Objective:
Several anti-tubulin agents were introduced for the cancer treatment so far.
Despite successes in the treatment of cancer, these agents cause toxic side effects, including peripheral
neuropathy. Comparing anti-tubulin agents, indibulin seemed to cause minimal peripheral
neuropathy, but its poor aqueous solubility and other potential clinical problems have led to its remaining
in a preclinical stage.
Methods:
Herein, indibulin analogues were synthesized and evaluated for their in vitro anti-cancer
activity using MTT assay (on the MCF-7, T47-D, MDA-MB231 and NIH-3T3 cell lines), annexin
V/PI staining assay, cell cycle analysis, anti-tubulin assay and caspase 3/7 activation assay.

Extracted entries
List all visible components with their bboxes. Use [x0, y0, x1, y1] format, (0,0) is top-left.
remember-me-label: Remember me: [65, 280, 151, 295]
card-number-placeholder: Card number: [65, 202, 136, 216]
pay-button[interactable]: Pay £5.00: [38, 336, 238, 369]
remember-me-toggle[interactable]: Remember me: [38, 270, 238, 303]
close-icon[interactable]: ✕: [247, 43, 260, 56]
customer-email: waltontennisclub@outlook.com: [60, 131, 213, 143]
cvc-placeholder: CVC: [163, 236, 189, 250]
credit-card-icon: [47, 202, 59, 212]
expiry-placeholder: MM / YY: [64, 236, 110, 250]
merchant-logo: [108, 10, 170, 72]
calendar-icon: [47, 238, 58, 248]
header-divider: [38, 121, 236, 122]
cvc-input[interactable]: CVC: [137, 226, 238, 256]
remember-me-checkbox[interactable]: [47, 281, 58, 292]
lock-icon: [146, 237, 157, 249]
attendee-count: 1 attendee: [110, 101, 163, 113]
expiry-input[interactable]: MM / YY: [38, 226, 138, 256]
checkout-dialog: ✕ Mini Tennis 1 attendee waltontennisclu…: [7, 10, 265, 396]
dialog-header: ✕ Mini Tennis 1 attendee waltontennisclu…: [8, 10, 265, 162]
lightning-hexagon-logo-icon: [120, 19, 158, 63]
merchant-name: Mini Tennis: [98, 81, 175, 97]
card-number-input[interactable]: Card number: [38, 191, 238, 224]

What the exercise asks
Continue the abstract on indibulin analogues, starting after the Methods sentence that ends with the caspase 3/7 activation assay.

Final answer
Results:
One of the compounds, 4a, showed good anti-proliferative activity against MCF-7 cells
(IC50: 7.5 μM) and low toxicity on a normal cell line (IC50 > 100 μM). All of the tested compounds
showed lower cytotoxicity on normal cell line in comparison to reference compound, indibulin. In
the annexin V/PI staining assay, induction of apoptosis in the MCF-7 cell line was observed. Cell
cycle analysis illustrated an increasing proportion of cells in the sub-G-1 phase, consistent with an
increasing proportion of apoptotic cells. No increase in G2/M cells was observed, consistent with
the absence of anti-tubulin activity. A caspase 3/7 assay protocol showed that apoptosis induction
by more potent compounds was due to activation of caspase 3.
Conclusion:
Newly synthesized compounds exerted acceptable anticancer activity and further investigation
of current scaffold would be beneficial.